▶ TASK
Determine how many lines in these records hold "text". Only the number is wanted.

┌────────

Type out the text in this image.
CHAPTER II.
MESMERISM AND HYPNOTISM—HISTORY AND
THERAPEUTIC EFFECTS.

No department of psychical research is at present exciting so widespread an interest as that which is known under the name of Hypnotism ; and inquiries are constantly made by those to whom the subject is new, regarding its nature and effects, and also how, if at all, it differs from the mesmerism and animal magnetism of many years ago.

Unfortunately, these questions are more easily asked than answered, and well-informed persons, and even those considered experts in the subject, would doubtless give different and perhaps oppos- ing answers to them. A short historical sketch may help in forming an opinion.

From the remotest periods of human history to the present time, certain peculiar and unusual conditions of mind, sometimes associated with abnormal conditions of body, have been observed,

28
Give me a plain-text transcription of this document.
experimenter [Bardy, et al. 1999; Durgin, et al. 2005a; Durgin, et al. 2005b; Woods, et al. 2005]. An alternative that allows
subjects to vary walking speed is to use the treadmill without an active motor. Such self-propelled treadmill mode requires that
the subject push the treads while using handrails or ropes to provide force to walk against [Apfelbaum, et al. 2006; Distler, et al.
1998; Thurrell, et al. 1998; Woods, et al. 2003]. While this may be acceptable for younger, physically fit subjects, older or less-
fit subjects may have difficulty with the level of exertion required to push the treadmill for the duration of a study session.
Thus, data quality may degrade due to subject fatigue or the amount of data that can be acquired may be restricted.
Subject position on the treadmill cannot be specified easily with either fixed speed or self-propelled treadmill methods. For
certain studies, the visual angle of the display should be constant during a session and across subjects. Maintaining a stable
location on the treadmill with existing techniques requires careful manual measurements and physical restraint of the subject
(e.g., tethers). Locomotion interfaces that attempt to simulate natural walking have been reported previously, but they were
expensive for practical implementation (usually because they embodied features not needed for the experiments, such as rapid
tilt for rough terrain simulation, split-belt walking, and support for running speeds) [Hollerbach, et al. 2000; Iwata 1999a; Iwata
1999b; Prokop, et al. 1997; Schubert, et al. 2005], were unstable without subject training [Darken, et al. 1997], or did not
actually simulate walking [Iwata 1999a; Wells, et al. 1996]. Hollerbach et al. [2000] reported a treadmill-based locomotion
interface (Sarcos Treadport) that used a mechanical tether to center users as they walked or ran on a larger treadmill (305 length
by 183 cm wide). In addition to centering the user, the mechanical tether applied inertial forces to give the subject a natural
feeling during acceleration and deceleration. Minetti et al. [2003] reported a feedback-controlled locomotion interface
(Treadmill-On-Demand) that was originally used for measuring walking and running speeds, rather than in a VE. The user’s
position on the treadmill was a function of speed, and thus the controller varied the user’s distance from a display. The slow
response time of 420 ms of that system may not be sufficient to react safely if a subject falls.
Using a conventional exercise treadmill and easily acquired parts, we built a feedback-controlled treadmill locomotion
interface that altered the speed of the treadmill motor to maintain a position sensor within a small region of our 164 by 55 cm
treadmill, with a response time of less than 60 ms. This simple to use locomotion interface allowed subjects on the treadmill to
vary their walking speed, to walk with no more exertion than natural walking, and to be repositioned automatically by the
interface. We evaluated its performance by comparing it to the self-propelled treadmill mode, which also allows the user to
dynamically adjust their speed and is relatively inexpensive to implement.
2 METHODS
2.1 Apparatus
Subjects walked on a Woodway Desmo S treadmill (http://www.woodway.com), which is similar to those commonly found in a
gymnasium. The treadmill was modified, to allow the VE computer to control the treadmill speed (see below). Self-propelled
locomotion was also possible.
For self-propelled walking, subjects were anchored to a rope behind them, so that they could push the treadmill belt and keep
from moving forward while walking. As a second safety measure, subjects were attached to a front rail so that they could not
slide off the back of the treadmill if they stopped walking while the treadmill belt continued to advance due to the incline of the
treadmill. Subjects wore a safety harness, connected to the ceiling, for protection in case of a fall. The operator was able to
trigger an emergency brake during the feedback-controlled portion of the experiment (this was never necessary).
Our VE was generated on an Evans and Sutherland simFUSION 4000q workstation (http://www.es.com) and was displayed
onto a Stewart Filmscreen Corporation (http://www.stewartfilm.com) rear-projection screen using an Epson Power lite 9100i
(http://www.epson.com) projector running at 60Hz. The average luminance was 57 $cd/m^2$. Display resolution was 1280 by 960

└────────

▶ REPLY
2